(Dataset items)

>>>>

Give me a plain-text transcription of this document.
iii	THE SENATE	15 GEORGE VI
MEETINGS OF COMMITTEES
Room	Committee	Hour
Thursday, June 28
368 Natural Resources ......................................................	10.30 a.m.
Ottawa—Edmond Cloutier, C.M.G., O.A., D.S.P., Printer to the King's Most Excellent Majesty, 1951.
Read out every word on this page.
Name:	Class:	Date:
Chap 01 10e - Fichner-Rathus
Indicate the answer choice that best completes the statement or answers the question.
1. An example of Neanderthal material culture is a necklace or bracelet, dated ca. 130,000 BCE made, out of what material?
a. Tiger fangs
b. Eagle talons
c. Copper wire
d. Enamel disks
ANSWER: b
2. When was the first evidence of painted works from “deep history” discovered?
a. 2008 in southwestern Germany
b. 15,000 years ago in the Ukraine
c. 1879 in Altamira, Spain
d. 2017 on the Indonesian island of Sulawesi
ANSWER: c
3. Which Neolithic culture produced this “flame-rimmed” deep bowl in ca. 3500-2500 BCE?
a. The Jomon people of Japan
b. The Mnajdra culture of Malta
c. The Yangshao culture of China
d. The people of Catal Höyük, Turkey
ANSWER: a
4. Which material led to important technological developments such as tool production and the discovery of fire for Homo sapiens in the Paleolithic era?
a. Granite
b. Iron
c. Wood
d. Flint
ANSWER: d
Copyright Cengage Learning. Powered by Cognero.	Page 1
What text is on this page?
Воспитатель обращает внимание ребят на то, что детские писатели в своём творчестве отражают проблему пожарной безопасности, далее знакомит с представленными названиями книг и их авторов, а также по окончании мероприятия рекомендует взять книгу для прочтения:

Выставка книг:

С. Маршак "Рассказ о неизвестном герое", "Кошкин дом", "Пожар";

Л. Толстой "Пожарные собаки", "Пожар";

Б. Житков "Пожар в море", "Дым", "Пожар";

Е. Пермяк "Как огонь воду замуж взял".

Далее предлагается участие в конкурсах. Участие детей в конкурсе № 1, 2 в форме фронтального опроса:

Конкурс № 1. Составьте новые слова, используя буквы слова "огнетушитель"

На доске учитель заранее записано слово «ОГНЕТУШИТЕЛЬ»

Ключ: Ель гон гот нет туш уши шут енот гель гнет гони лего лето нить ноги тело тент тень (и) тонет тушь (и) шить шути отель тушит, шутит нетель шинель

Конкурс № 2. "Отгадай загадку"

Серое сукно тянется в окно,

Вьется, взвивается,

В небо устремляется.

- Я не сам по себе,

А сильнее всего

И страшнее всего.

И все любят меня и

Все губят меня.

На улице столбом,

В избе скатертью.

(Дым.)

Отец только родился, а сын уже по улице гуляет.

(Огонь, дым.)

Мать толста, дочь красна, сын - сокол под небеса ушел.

<<<<

Transcribe all the entries, keeping each one exactly as it is.

• _Answer to the exercise_
Give me a plain-text transcription of this document.
iii	THE SENATE	15 GEORGE VI
MEETINGS OF COMMITTEES
Room	Committee	Hour
Thursday, June 28
368 Natural Resources ......................................................	10.30 a.m.
Ottawa—Edmond Cloutier, C.M.G., O.A., D.S.P., Printer to the King's Most Excellent Majesty, 1951.
Read out every word on this page.
Name:	Class:	Date:
Chap 01 10e - Fichner-Rathus
Indicate the answer choice that best completes the statement or answers the question.
1. An example of Neanderthal material culture is a necklace or bracelet, dated ca. 130,000 BCE made, out of what material?
a. Tiger fangs
b. Eagle talons
c. Copper wire
d. Enamel disks
ANSWER: b
2. When was the first evidence of painted works from “deep history” discovered?
a. 2008 in southwestern Germany
b. 15,000 years ago in the Ukraine
c. 1879 in Altamira, Spain
d. 2017 on the Indonesian island of Sulawesi
ANSWER: c
3. Which Neolithic culture produced this “flame-rimmed” deep bowl in ca. 3500-2500 BCE?
a. The Jomon people of Japan
b. The Mnajdra culture of Malta
c. The Yangshao culture of China
d. The people of Catal Höyük, Turkey
ANSWER: a
4. Which material led to important technological developments such as tool production and the discovery of fire for Homo sapiens in the Paleolithic era?
a. Granite
b. Iron
c. Wood
d. Flint
ANSWER: d
Copyright Cengage Learning. Powered by Cognero.	Page 1
What text is on this page?
Воспитатель обращает внимание ребят на то, что детские писатели в своём творчестве отражают проблему пожарной безопасности, далее знакомит с представленными названиями книг и их авторов, а также по окончании мероприятия рекомендует взять книгу для прочтения:

Выставка книг:

С. Маршак "Рассказ о неизвестном герое", "Кошкин дом", "Пожар";

Л. Толстой "Пожарные собаки", "Пожар";

Б. Житков "Пожар в море", "Дым", "Пожар";

Е. Пермяк "Как огонь воду замуж взял".

Далее предлагается участие в конкурсах. Участие детей в конкурсе № 1, 2 в форме фронтального опроса:

Конкурс № 1. Составьте новые слова, используя буквы слова "огнетушитель"

На доске учитель заранее записано слово «ОГНЕТУШИТЕЛЬ»

Ключ: Ель гон гот нет туш уши шут енот гель гнет гони лего лето нить ноги тело тент тень (и) тонет тушь (и) шить шути отель тушит, шутит нетель шинель

Конкурс № 2. "Отгадай загадку"

Серое сукно тянется в окно,

Вьется, взвивается,

В небо устремляется.

- Я не сам по себе,

А сильнее всего

И страшнее всего.

И все любят меня и

Все губят меня.

На улице столбом,

В избе скатертью.

(Дым.)

Отец только родился, а сын уже по улице гуляет.

(Огонь, дым.)

Мать толста, дочь красна, сын - сокол под небеса ушел.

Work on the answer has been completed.